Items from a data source
_ _ _

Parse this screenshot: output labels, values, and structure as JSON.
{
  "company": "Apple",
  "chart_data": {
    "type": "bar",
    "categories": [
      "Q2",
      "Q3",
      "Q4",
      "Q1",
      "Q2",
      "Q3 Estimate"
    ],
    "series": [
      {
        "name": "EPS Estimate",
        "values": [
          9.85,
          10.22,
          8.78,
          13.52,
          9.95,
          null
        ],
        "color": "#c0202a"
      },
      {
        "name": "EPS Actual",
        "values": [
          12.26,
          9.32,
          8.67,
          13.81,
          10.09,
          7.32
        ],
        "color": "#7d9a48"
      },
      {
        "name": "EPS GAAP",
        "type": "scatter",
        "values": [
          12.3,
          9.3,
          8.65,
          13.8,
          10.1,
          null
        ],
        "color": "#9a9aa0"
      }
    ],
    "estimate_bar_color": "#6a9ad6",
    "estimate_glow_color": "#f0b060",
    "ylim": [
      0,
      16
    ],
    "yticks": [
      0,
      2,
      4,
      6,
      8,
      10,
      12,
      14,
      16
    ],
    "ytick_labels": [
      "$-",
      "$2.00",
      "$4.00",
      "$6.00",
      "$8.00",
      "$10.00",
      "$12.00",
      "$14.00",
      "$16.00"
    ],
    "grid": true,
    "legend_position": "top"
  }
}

_ _ _

GIVEN PROBLEM:
Take the material above and return all of it exactly.

ANSWER FOR THIS EXERCISE:
Parse this screenshot: output labels, values, and structure as JSON.
{
  "company": "Apple",
  "chart_data": {
    "type": "bar",
    "categories": [
      "Q2",
      "Q3",
      "Q4",
      "Q1",
      "Q2",
      "Q3 Estimate"
    ],
    "series": [
      {
        "name": "EPS Estimate",
        "values": [
          9.85,
          10.22,
          8.78,
          13.52,
          9.95,
          null
        ],
        "color": "#c0202a"
      },
      {
        "name": "EPS Actual",
        "values": [
          12.26,
          9.32,
          8.67,
          13.81,
          10.09,
          7.32
        ],
        "color": "#7d9a48"
      },
      {
        "name": "EPS GAAP",
        "type": "scatter",
        "values": [
          12.3,
          9.3,
          8.65,
          13.8,
          10.1,
          null
        ],
        "color": "#9a9aa0"
      }
    ],
    "estimate_bar_color": "#6a9ad6",
    "estimate_glow_color": "#f0b060",
    "ylim": [
      0,
      16
    ],
    "yticks": [
      0,
      2,
      4,
      6,
      8,
      10,
      12,
      14,
      16
    ],
    "ytick_labels": [
      "$-",
      "$2.00",
      "$4.00",
      "$6.00",
      "$8.00",
      "$10.00",
      "$12.00",
      "$14.00",
      "$16.00"
    ],
    "grid": true,
    "legend_position": "top"
  }
}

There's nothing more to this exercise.